__TEXT PASSAGE__.
↓↓↓
Evidence in Favor of a Novel Excitation‐Contraction Calcium Release Mechanism in Skeletal Muscle L6 Cells

Abstract

Our laboratory has provided evidence for the first half of a model to explain both store‐operated or capacitative Ca2+ entry (CCE) as well as excitation‐contraction coupled Ca2+ release (ECC) in skeletal muscle. Here we offer evidence in favor of a model that proposes ECC acts by a relative displacement of the sarcolemmal L‐channel (DHPR) with respect to the sarcoplasmic reticulum‐localized Ryanodine Receptor (RyR). We titrated cells with ryanodine (Ry) which is known to both active (low concentrations) and inhibit (high concentrations) the RyR. We then repeated this titration after two types of treatments: conditions to depolarize the sarcolemma; and alterations in cytosolic Ca2+ levels under non‐depolarizing conditions. Depolarizing conditions, including high extracellular [K+] and field depolarization with solution electrodes, caused a shift in the Ry titration such that lower concentrations elicited both stimulation and inhibition. Addition of the DHPR agonist BAY K‐8644 caused a similar shift, although of smaller magnitude. On the other hand, altering intracellular Ca2+ through direct activation of RyR with the caffeine‐like xx did not cause a shift in Ry sensitivity. Similarly, alterations in exogenous Ca2+ concentration did not change Ry sensitivity. We suggest that these findings are consistent with our “relative displacement” hypothesis for ECC, whereby excitation moves the DHPR to unoccupied RyR, releasing Ca2+ into the cytosol from previously occluded RyR channels.
↑↑↑
Copy out the entire abstract on calcium release in skeletal muscle L6 cells above, title included, with no changes.

__DATA EXTRACTS__.
↓↓↓
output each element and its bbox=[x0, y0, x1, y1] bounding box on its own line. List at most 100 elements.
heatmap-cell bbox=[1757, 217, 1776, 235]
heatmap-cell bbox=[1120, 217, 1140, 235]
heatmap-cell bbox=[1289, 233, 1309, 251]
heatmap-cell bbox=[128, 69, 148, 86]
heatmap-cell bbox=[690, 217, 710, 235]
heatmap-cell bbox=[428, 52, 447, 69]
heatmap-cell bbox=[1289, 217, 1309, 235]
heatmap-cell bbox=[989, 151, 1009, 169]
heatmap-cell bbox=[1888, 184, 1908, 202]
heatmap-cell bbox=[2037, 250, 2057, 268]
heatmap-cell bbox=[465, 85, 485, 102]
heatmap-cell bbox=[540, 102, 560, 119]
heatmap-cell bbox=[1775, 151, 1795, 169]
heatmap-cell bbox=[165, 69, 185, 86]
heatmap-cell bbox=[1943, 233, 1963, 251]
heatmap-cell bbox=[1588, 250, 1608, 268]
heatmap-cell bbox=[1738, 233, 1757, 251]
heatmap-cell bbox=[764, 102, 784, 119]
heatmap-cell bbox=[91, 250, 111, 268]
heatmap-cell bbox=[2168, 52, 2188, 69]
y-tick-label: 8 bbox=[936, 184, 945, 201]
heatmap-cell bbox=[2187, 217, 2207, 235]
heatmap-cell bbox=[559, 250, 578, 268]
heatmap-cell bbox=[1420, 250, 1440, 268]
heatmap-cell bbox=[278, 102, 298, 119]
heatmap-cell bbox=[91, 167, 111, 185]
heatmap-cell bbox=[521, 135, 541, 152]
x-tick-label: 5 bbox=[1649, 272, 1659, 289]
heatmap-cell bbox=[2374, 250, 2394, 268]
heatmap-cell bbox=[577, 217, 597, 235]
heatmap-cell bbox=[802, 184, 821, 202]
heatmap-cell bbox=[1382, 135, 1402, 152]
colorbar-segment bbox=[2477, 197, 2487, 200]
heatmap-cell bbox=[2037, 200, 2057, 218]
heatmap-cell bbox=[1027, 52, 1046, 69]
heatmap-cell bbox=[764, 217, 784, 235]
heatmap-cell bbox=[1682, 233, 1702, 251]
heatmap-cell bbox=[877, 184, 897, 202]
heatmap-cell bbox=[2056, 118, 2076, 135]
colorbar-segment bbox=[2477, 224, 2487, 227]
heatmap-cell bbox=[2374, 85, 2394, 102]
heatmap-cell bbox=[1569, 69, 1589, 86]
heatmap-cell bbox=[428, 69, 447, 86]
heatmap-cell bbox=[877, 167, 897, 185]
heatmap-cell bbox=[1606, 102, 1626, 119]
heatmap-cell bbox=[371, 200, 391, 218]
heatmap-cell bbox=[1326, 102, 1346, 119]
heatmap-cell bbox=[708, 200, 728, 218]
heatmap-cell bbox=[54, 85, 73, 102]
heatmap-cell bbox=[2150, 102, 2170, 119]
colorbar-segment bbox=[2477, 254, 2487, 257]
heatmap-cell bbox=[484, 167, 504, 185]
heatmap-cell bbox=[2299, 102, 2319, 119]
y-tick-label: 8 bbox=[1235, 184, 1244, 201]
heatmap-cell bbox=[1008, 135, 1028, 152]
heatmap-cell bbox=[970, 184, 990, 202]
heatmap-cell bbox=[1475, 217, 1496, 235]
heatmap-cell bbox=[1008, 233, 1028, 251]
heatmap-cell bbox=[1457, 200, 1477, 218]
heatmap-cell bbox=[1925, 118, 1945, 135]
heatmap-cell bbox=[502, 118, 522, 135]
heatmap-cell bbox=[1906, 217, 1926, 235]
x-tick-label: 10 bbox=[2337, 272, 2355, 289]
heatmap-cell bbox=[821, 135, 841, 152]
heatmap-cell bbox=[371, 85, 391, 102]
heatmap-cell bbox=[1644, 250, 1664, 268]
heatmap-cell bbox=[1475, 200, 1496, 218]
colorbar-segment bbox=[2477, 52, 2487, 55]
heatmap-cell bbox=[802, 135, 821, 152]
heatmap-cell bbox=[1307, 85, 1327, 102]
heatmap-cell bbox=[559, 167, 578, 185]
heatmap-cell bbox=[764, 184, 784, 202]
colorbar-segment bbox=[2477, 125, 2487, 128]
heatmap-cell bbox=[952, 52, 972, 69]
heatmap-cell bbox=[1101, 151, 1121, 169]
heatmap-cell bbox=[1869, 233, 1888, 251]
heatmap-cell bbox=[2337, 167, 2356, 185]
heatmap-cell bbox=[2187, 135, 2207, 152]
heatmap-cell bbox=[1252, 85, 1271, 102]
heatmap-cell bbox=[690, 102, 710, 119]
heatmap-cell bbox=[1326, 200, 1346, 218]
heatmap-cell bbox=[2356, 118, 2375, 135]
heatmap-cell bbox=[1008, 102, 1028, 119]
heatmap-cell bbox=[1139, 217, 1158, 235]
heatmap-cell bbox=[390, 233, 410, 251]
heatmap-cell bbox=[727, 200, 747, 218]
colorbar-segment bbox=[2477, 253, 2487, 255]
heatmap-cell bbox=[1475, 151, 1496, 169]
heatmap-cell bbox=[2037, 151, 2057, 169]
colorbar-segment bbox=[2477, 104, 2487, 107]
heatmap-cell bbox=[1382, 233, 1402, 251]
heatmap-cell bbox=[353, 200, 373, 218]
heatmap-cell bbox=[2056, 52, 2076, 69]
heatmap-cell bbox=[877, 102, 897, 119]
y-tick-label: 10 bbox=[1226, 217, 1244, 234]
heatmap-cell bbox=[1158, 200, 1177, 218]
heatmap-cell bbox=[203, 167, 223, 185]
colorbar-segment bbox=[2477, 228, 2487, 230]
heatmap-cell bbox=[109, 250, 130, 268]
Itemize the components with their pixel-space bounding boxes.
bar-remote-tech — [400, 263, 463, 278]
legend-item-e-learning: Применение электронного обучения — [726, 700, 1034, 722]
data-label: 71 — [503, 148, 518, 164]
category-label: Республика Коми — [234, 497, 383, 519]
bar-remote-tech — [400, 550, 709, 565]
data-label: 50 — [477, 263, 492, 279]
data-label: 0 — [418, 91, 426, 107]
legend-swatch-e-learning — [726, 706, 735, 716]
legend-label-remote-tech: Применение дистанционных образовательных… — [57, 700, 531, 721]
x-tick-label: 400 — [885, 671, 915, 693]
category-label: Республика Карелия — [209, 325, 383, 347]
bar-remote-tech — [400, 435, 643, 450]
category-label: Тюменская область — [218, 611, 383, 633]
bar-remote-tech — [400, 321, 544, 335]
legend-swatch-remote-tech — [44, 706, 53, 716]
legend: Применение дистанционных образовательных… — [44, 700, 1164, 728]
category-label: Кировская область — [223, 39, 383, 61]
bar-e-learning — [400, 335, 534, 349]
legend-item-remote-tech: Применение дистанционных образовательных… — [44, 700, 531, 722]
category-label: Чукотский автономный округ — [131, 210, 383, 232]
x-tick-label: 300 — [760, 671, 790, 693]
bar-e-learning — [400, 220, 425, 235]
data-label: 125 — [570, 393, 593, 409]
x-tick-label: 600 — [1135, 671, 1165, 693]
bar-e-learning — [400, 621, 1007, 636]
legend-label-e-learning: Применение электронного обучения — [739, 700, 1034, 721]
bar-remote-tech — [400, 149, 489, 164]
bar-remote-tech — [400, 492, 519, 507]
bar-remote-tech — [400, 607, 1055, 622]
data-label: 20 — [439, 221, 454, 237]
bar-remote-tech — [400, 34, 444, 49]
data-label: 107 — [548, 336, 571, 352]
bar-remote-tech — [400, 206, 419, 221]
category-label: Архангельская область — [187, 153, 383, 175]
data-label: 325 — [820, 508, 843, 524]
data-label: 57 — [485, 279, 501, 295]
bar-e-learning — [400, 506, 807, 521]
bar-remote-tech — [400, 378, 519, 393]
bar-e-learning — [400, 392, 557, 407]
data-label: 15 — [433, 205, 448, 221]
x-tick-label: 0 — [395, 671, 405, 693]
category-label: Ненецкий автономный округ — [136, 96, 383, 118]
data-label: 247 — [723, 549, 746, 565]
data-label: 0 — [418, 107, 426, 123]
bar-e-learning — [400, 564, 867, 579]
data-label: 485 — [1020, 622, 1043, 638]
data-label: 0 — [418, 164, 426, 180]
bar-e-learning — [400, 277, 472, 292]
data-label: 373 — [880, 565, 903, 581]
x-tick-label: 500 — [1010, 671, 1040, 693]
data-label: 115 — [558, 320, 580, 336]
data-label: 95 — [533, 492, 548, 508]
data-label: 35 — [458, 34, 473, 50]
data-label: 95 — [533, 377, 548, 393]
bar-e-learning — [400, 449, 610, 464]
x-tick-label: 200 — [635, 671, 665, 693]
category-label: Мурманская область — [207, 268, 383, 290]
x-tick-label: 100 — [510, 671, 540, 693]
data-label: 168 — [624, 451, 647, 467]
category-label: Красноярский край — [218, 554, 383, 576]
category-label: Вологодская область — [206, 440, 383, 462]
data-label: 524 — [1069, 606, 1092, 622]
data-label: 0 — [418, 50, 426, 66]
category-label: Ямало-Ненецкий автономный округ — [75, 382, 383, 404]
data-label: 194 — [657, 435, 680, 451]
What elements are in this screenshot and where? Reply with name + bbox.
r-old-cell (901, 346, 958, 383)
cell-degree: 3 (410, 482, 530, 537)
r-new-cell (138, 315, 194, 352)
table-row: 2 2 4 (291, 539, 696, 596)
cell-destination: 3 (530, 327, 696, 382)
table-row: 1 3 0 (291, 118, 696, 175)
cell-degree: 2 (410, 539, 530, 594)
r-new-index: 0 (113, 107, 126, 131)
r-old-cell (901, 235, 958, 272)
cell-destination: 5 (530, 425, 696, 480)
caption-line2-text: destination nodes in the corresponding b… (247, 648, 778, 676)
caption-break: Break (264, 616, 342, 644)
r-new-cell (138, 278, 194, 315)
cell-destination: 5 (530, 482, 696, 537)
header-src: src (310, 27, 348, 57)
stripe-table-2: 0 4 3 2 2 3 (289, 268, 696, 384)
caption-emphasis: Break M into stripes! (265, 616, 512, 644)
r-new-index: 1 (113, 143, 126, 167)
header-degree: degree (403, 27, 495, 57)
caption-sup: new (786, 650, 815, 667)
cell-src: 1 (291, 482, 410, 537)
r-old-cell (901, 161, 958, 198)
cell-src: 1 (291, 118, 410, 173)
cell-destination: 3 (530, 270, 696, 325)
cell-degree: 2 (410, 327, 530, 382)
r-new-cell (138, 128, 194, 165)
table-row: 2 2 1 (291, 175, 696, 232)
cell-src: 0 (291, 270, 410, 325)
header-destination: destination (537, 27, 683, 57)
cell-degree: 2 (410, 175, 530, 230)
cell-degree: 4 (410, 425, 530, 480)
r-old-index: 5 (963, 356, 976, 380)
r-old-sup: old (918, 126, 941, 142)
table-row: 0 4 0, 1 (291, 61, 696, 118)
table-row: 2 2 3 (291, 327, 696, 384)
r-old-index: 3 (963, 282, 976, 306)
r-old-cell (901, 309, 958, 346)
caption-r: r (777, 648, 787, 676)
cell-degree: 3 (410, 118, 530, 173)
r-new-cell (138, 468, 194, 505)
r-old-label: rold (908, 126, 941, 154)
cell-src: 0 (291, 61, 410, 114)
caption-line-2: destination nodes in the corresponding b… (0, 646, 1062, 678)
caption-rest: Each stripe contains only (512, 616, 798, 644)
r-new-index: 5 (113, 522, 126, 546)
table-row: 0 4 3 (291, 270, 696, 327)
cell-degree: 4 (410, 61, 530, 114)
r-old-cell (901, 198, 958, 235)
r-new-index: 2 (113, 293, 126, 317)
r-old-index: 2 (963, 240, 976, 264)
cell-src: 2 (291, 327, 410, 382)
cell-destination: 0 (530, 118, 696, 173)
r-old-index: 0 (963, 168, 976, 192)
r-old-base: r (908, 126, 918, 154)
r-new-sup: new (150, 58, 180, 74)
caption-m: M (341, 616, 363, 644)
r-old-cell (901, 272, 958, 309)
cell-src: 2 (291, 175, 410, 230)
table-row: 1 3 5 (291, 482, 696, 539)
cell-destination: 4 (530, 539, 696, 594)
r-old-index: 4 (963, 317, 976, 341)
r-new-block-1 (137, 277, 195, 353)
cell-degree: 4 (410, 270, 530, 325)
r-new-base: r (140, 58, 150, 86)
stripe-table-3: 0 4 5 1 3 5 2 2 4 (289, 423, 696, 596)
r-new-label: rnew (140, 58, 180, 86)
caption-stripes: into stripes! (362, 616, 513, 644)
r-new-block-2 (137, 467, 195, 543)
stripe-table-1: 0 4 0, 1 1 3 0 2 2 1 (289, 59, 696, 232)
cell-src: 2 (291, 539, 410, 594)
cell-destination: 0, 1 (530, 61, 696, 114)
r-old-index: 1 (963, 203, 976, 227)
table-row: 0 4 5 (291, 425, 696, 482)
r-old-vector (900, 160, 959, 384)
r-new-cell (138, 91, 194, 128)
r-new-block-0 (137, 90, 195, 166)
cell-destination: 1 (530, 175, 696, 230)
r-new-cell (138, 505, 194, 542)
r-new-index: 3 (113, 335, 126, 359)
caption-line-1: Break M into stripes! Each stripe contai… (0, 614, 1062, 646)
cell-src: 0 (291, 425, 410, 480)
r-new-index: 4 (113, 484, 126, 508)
↑↑↑
__SOLUTION__.
Evidence in Favor of a Novel Excitation‐Contraction Calcium Release Mechanism in Skeletal Muscle L6 Cells

Abstract

Our laboratory has provided evidence for the first half of a model to explain both store‐operated or capacitative Ca2+ entry (CCE) as well as excitation‐contraction coupled Ca2+ release (ECC) in skeletal muscle. Here we offer evidence in favor of a model that proposes ECC acts by a relative displacement of the sarcolemmal L‐channel (DHPR) with respect to the sarcoplasmic reticulum‐localized Ryanodine Receptor (RyR). We titrated cells with ryanodine (Ry) which is known to both active (low concentrations) and inhibit (high concentrations) the RyR. We then repeated this titration after two types of treatments: conditions to depolarize the sarcolemma; and alterations in cytosolic Ca2+ levels under non‐depolarizing conditions. Depolarizing conditions, including high extracellular [K+] and field depolarization with solution electrodes, caused a shift in the Ry titration such that lower concentrations elicited both stimulation and inhibition. Addition of the DHPR agonist BAY K‐8644 caused a similar shift, although of smaller magnitude. On the other hand, altering intracellular Ca2+ through direct activation of RyR with the caffeine‐like xx did not cause a shift in Ry sensitivity. Similarly, alterations in exogenous Ca2+ concentration did not change Ry sensitivity. We suggest that these findings are consistent with our “relative displacement” hypothesis for ECC, whereby excitation moves the DHPR to unoccupied RyR, releasing Ca2+ into the cytosol from previously occluded RyR channels.